Given information
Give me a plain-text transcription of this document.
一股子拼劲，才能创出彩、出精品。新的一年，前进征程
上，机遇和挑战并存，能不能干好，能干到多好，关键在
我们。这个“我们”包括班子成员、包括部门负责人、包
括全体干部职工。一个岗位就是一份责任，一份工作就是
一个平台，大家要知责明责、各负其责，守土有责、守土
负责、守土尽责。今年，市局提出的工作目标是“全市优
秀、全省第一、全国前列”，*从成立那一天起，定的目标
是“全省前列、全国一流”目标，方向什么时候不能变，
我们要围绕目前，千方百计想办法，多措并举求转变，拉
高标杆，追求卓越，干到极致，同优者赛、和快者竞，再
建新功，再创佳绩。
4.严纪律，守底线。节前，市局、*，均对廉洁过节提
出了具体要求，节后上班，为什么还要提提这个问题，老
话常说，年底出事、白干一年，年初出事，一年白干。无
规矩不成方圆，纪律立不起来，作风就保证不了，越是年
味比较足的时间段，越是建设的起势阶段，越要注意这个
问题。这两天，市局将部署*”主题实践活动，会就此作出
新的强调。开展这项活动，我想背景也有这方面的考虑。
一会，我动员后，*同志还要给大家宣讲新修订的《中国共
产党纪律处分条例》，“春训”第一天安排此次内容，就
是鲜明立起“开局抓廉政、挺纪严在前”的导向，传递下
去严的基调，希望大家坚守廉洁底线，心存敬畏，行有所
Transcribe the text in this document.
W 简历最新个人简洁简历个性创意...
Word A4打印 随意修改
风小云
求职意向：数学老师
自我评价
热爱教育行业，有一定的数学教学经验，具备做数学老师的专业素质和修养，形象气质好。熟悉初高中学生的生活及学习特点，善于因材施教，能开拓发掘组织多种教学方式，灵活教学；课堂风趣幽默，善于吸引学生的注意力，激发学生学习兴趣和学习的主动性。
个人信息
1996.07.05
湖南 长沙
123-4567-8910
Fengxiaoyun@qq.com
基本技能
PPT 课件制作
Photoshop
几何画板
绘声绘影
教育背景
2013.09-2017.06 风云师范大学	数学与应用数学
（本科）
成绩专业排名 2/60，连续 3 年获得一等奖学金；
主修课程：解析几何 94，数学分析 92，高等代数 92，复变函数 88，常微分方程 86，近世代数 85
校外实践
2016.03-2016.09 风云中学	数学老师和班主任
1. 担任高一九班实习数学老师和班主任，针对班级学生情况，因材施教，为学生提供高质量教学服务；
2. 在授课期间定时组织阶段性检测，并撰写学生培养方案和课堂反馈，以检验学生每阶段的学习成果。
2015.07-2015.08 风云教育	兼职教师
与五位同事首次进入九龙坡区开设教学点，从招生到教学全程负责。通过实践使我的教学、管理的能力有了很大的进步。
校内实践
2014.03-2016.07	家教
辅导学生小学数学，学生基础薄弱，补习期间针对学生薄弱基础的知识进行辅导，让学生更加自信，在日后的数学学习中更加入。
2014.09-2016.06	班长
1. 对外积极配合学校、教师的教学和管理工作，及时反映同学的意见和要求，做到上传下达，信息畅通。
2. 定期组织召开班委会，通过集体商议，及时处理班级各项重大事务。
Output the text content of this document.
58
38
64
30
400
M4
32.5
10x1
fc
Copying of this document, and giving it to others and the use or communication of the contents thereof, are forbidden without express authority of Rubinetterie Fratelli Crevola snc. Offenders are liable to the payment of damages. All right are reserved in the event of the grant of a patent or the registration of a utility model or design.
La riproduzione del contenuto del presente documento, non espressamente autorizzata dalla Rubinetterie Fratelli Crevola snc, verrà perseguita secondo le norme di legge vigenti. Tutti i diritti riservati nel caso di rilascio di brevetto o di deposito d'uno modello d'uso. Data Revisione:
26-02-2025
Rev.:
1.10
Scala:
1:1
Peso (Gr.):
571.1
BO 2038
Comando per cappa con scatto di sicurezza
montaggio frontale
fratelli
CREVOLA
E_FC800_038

Goal of the exercise
Copy out each line exactly.

Solution
Give me a plain-text transcription of this document.
一股子拼劲，才能创出彩、出精品。新的一年，前进征程
上，机遇和挑战并存，能不能干好，能干到多好，关键在
我们。这个“我们”包括班子成员、包括部门负责人、包
括全体干部职工。一个岗位就是一份责任，一份工作就是
一个平台，大家要知责明责、各负其责，守土有责、守土
负责、守土尽责。今年，市局提出的工作目标是“全市优
秀、全省第一、全国前列”，*从成立那一天起，定的目标
是“全省前列、全国一流”目标，方向什么时候不能变，
我们要围绕目前，千方百计想办法，多措并举求转变，拉
高标杆，追求卓越，干到极致，同优者赛、和快者竞，再
建新功，再创佳绩。
4.严纪律，守底线。节前，市局、*，均对廉洁过节提
出了具体要求，节后上班，为什么还要提提这个问题，老
话常说，年底出事、白干一年，年初出事，一年白干。无
规矩不成方圆，纪律立不起来，作风就保证不了，越是年
味比较足的时间段，越是建设的起势阶段，越要注意这个
问题。这两天，市局将部署*”主题实践活动，会就此作出
新的强调。开展这项活动，我想背景也有这方面的考虑。
一会，我动员后，*同志还要给大家宣讲新修订的《中国共
产党纪律处分条例》，“春训”第一天安排此次内容，就
是鲜明立起“开局抓廉政、挺纪严在前”的导向，传递下
去严的基调，希望大家坚守廉洁底线，心存敬畏，行有所
Transcribe the text in this document.
W 简历最新个人简洁简历个性创意...
Word A4打印 随意修改
风小云
求职意向：数学老师
自我评价
热爱教育行业，有一定的数学教学经验，具备做数学老师的专业素质和修养，形象气质好。熟悉初高中学生的生活及学习特点，善于因材施教，能开拓发掘组织多种教学方式，灵活教学；课堂风趣幽默，善于吸引学生的注意力，激发学生学习兴趣和学习的主动性。
个人信息
1996.07.05
湖南 长沙
123-4567-8910
Fengxiaoyun@qq.com
基本技能
PPT 课件制作
Photoshop
几何画板
绘声绘影
教育背景
2013.09-2017.06 风云师范大学	数学与应用数学
（本科）
成绩专业排名 2/60，连续 3 年获得一等奖学金；
主修课程：解析几何 94，数学分析 92，高等代数 92，复变函数 88，常微分方程 86，近世代数 85
校外实践
2016.03-2016.09 风云中学	数学老师和班主任
1. 担任高一九班实习数学老师和班主任，针对班级学生情况，因材施教，为学生提供高质量教学服务；
2. 在授课期间定时组织阶段性检测，并撰写学生培养方案和课堂反馈，以检验学生每阶段的学习成果。
2015.07-2015.08 风云教育	兼职教师
与五位同事首次进入九龙坡区开设教学点，从招生到教学全程负责。通过实践使我的教学、管理的能力有了很大的进步。
校内实践
2014.03-2016.07	家教
辅导学生小学数学，学生基础薄弱，补习期间针对学生薄弱基础的知识进行辅导，让学生更加自信，在日后的数学学习中更加入。
2014.09-2016.06	班长
1. 对外积极配合学校、教师的教学和管理工作，及时反映同学的意见和要求，做到上传下达，信息畅通。
2. 定期组织召开班委会，通过集体商议，及时处理班级各项重大事务。
Output the text content of this document.
58
38
64
30
400
M4
32.5
10x1
fc
Copying of this document, and giving it to others and the use or communication of the contents thereof, are forbidden without express authority of Rubinetterie Fratelli Crevola snc. Offenders are liable to the payment of damages. All right are reserved in the event of the grant of a patent or the registration of a utility model or design.
La riproduzione del contenuto del presente documento, non espressamente autorizzata dalla Rubinetterie Fratelli Crevola snc, verrà perseguita secondo le norme di legge vigenti. Tutti i diritti riservati nel caso di rilascio di brevetto o di deposito d'uno modello d'uso. Data Revisione:
26-02-2025
Rev.:
1.10
Scala:
1:1
Peso (Gr.):
571.1
BO 2038
Comando per cappa con scatto di sicurezza
montaggio frontale
fratelli
CREVOLA
E_FC800_038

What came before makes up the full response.